---- Records shown

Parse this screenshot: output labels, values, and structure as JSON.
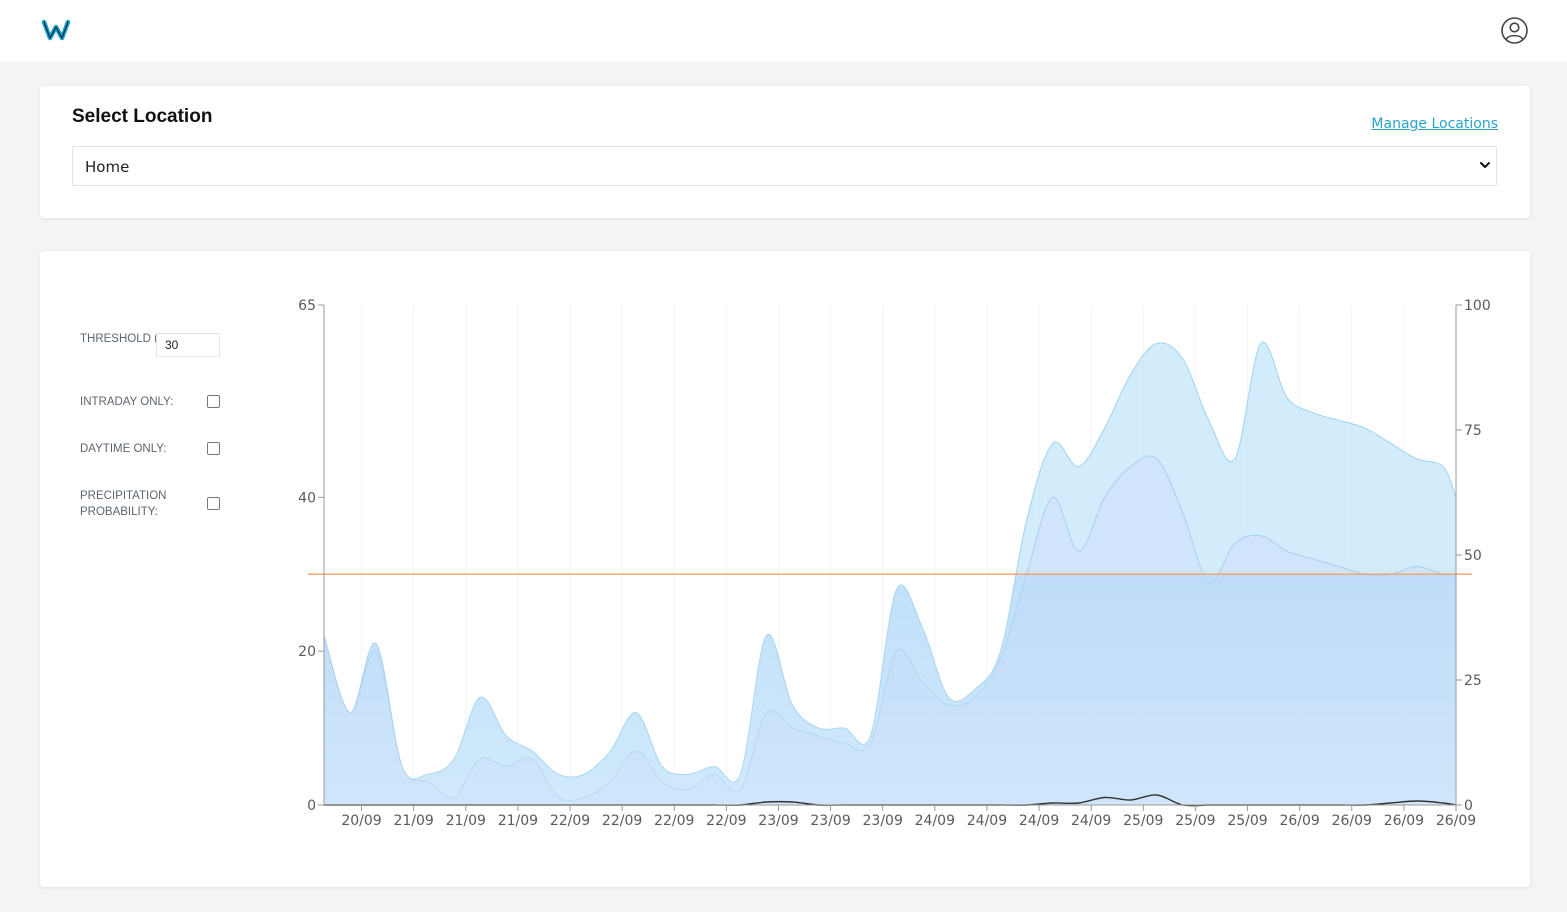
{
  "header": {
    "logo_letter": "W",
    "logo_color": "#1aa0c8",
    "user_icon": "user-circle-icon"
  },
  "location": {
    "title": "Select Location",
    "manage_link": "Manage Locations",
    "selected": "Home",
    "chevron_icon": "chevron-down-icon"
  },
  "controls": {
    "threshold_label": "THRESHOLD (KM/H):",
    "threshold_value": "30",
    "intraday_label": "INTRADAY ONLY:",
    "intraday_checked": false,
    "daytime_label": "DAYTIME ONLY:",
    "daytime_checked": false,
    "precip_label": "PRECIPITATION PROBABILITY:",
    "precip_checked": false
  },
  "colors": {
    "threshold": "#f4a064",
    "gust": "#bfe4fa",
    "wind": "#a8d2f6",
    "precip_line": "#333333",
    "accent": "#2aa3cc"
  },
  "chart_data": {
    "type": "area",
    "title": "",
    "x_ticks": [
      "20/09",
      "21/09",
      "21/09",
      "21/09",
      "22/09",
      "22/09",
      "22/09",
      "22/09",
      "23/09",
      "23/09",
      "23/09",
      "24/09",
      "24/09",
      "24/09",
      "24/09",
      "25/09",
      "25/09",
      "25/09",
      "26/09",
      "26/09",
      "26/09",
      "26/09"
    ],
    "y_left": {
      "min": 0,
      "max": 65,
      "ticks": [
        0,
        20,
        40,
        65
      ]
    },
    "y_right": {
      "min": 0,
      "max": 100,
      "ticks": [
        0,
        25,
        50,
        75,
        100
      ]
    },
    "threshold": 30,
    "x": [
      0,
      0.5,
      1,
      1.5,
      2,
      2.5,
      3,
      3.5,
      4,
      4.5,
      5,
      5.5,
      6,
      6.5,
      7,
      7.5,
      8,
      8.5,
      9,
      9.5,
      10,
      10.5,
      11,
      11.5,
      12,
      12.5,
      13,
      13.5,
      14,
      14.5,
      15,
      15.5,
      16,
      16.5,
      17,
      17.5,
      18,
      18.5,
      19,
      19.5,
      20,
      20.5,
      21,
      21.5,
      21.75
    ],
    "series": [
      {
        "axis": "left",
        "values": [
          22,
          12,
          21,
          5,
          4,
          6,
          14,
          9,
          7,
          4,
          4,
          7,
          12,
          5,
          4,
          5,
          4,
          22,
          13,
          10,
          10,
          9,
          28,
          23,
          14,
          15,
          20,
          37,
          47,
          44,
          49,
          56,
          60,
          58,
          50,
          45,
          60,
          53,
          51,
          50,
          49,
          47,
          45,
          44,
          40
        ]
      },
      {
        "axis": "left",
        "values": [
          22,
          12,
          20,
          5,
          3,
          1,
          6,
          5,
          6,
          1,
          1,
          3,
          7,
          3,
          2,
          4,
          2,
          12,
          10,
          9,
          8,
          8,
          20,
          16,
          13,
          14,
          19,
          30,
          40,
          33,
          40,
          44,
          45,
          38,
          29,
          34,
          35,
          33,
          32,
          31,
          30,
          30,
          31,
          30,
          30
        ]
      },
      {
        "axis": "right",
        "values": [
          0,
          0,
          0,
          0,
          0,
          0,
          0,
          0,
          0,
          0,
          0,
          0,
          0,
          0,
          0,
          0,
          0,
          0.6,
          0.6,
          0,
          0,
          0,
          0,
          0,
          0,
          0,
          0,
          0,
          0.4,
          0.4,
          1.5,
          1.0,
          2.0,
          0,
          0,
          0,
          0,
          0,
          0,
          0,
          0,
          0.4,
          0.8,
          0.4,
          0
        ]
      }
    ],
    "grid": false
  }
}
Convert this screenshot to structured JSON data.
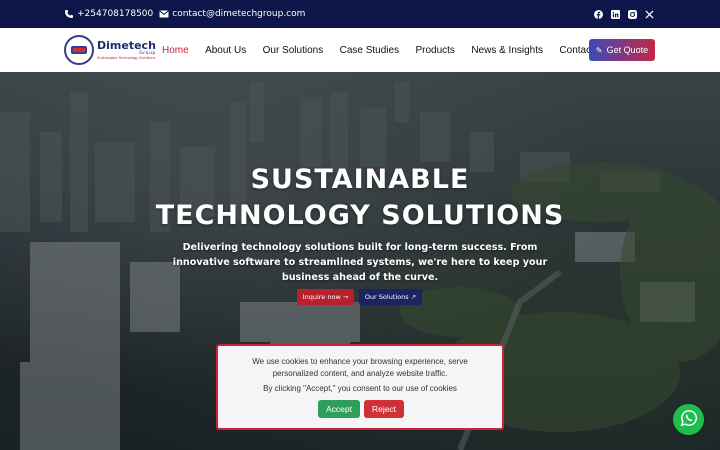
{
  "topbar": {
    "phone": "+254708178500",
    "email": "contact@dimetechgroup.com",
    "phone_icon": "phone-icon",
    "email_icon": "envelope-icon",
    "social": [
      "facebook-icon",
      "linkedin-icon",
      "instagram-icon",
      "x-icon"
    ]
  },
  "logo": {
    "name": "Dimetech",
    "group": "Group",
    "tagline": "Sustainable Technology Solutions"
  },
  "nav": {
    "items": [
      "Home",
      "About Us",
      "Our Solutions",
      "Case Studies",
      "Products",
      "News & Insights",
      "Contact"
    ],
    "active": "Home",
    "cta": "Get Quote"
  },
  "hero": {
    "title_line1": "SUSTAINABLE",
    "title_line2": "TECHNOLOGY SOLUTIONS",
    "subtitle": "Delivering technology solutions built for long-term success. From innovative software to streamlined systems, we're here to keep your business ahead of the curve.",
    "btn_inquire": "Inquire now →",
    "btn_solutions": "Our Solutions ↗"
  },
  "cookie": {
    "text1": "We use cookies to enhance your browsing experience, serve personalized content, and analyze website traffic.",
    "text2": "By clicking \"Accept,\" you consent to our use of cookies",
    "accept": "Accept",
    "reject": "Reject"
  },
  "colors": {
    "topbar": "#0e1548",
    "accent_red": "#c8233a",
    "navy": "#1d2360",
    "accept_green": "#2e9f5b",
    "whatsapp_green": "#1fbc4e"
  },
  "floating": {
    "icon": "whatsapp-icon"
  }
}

--------

» **Exercise directions**
Write every record out again exactly; no pictures belong in the copy.

» **Output of the exercise**
Parse this screenshot: output labels, values, and structure as JSON.
{
  "header": {
    "logo_letter": "W",
    "logo_color": "#1aa0c8",
    "user_icon": "user-circle-icon"
  },
  "location": {
    "title": "Select Location",
    "manage_link": "Manage Locations",
    "selected": "Home",
    "chevron_icon": "chevron-down-icon"
  },
  "controls": {
    "threshold_label": "THRESHOLD (KM/H):",
    "threshold_value": "30",
    "intraday_label": "INTRADAY ONLY:",
    "intraday_checked": false,
    "daytime_label": "DAYTIME ONLY:",
    "daytime_checked": false,
    "precip_label": "PRECIPITATION PROBABILITY:",
    "precip_checked": false
  },
  "colors": {
    "threshold": "#f4a064",
    "gust": "#bfe4fa",
    "wind": "#a8d2f6",
    "precip_line": "#333333",
    "accent": "#2aa3cc"
  },
  "chart_data": {
    "type": "area",
    "title": "",
    "x_ticks": [
      "20/09",
      "21/09",
      "21/09",
      "21/09",
      "22/09",
      "22/09",
      "22/09",
      "22/09",
      "23/09",
      "23/09",
      "23/09",
      "24/09",
      "24/09",
      "24/09",
      "24/09",
      "25/09",
      "25/09",
      "25/09",
      "26/09",
      "26/09",
      "26/09",
      "26/09"
    ],
    "y_left": {
      "min": 0,
      "max": 65,
      "ticks": [
        0,
        20,
        40,
        65
      ]
    },
    "y_right": {
      "min": 0,
      "max": 100,
      "ticks": [
        0,
        25,
        50,
        75,
        100
      ]
    },
    "threshold": 30,
    "x": [
      0,
      0.5,
      1,
      1.5,
      2,
      2.5,
      3,
      3.5,
      4,
      4.5,
      5,
      5.5,
      6,
      6.5,
      7,
      7.5,
      8,
      8.5,
      9,
      9.5,
      10,
      10.5,
      11,
      11.5,
      12,
      12.5,
      13,
      13.5,
      14,
      14.5,
      15,
      15.5,
      16,
      16.5,
      17,
      17.5,
      18,
      18.5,
      19,
      19.5,
      20,
      20.5,
      21,
      21.5,
      21.75
    ],
    "series": [
      {
        "axis": "left",
        "values": [
          22,
          12,
          21,
          5,
          4,
          6,
          14,
          9,
          7,
          4,
          4,
          7,
          12,
          5,
          4,
          5,
          4,
          22,
          13,
          10,
          10,
          9,
          28,
          23,
          14,
          15,
          20,
          37,
          47,
          44,
          49,
          56,
          60,
          58,
          50,
          45,
          60,
          53,
          51,
          50,
          49,
          47,
          45,
          44,
          40
        ]
      },
      {
        "axis": "left",
        "values": [
          22,
          12,
          20,
          5,
          3,
          1,
          6,
          5,
          6,
          1,
          1,
          3,
          7,
          3,
          2,
          4,
          2,
          12,
          10,
          9,
          8,
          8,
          20,
          16,
          13,
          14,
          19,
          30,
          40,
          33,
          40,
          44,
          45,
          38,
          29,
          34,
          35,
          33,
          32,
          31,
          30,
          30,
          31,
          30,
          30
        ]
      },
      {
        "axis": "right",
        "values": [
          0,
          0,
          0,
          0,
          0,
          0,
          0,
          0,
          0,
          0,
          0,
          0,
          0,
          0,
          0,
          0,
          0,
          0.6,
          0.6,
          0,
          0,
          0,
          0,
          0,
          0,
          0,
          0,
          0,
          0.4,
          0.4,
          1.5,
          1.0,
          2.0,
          0,
          0,
          0,
          0,
          0,
          0,
          0,
          0,
          0.4,
          0.8,
          0.4,
          0
        ]
      }
    ],
    "grid": false
  }
}
Convert this screenshot to structured JSON data.
{
  "topbar": {
    "phone": "+254708178500",
    "email": "contact@dimetechgroup.com",
    "phone_icon": "phone-icon",
    "email_icon": "envelope-icon",
    "social": [
      "facebook-icon",
      "linkedin-icon",
      "instagram-icon",
      "x-icon"
    ]
  },
  "logo": {
    "name": "Dimetech",
    "group": "Group",
    "tagline": "Sustainable Technology Solutions"
  },
  "nav": {
    "items": [
      "Home",
      "About Us",
      "Our Solutions",
      "Case Studies",
      "Products",
      "News & Insights",
      "Contact"
    ],
    "active": "Home",
    "cta": "Get Quote"
  },
  "hero": {
    "title_line1": "SUSTAINABLE",
    "title_line2": "TECHNOLOGY SOLUTIONS",
    "subtitle": "Delivering technology solutions built for long-term success. From innovative software to streamlined systems, we're here to keep your business ahead of the curve.",
    "btn_inquire": "Inquire now →",
    "btn_solutions": "Our Solutions ↗"
  },
  "cookie": {
    "text1": "We use cookies to enhance your browsing experience, serve personalized content, and analyze website traffic.",
    "text2": "By clicking \"Accept,\" you consent to our use of cookies",
    "accept": "Accept",
    "reject": "Reject"
  },
  "colors": {
    "topbar": "#0e1548",
    "accent_red": "#c8233a",
    "navy": "#1d2360",
    "accept_green": "#2e9f5b",
    "whatsapp_green": "#1fbc4e"
  },
  "floating": {
    "icon": "whatsapp-icon"
  }
}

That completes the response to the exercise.